Problem: Go through the records line by line and work out how many lines hold the word "rest". Answer with the number only.

-------- Dataset excerpts

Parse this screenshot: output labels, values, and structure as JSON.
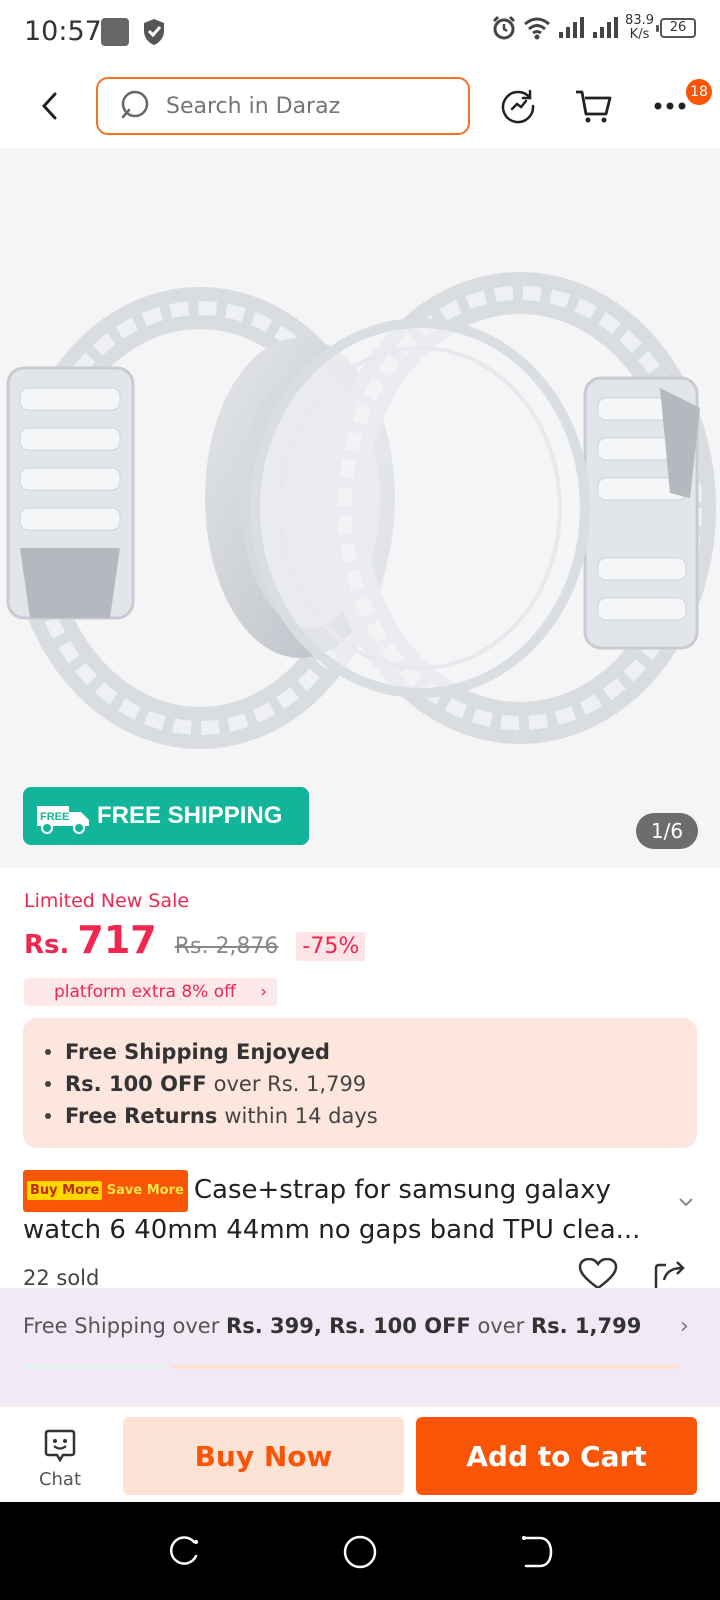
{
  "status_bar": {
    "time": "10:57",
    "net_speed_value": "83.9",
    "net_speed_unit": "K/s",
    "battery": "26"
  },
  "header": {
    "search_placeholder": "Search in Daraz",
    "cart_badge": "18",
    "icons": [
      "back-icon",
      "search-icon",
      "refresh-icon",
      "cart-icon",
      "more-icon"
    ],
    "accent_color": "#f57224"
  },
  "gallery": {
    "free_shipping_truck_label": "FREE",
    "free_shipping_label": "FREE SHIPPING",
    "counter": "1/6"
  },
  "price": {
    "sale_label": "Limited New Sale",
    "currency": "Rs.",
    "current": "717",
    "original": "Rs. 2,876",
    "discount": "-75%",
    "voucher": "platform extra 8% off",
    "color": "#f0264f"
  },
  "benefits": [
    {
      "bold": "Free Shipping Enjoyed",
      "rest": ""
    },
    {
      "bold": "Rs. 100 OFF",
      "rest": "over Rs. 1,799"
    },
    {
      "bold": "Free Returns",
      "rest": "within 14 days"
    }
  ],
  "product": {
    "promo_badge_1": "Buy More",
    "promo_badge_2": "Save More",
    "title_line1": "Case+strap for samsung galaxy",
    "title_line2": "watch 6 40mm 44mm no gaps band TPU clea...",
    "sold": "22 sold"
  },
  "shipping_banner": {
    "part1": "Free Shipping over ",
    "bold1": "Rs. 399, Rs. 100 OFF",
    "part2": " over ",
    "bold2": "Rs. 1,799"
  },
  "actions": {
    "chat_label": "Chat",
    "buy_now": "Buy Now",
    "add_to_cart": "Add to Cart",
    "brand_color": "#f85606"
  }
}
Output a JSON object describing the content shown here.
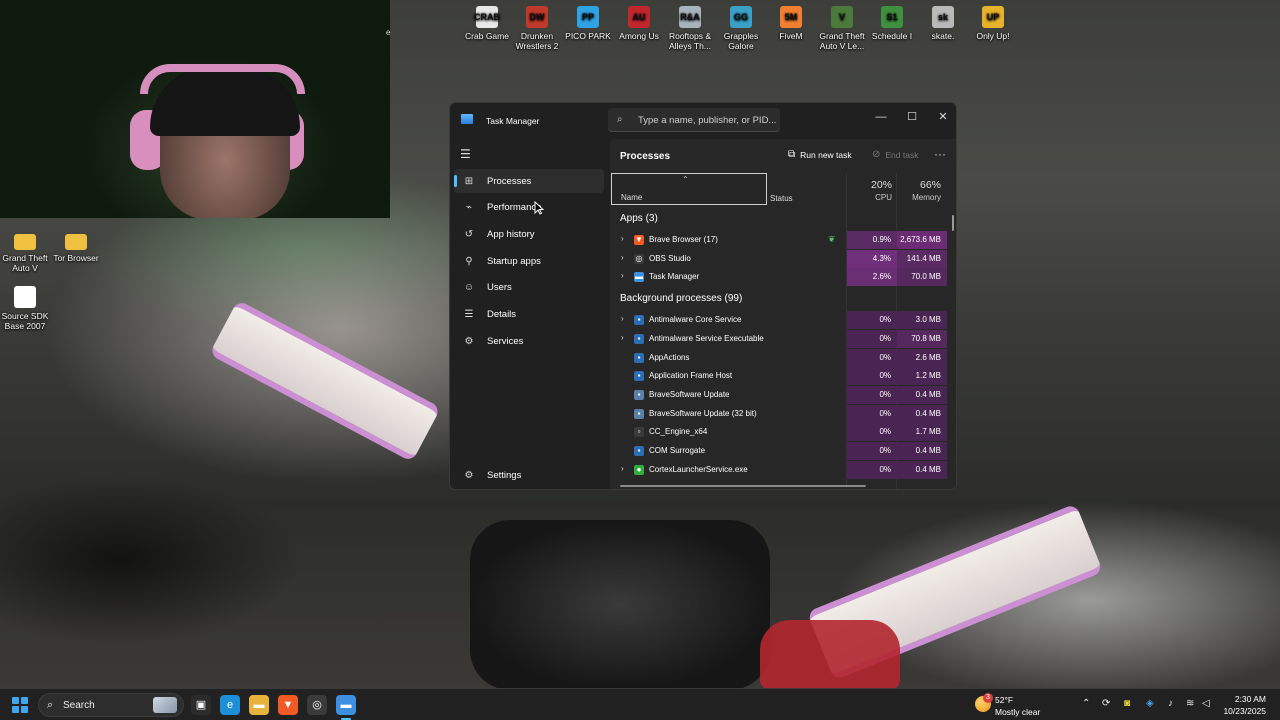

----------------

Result: 3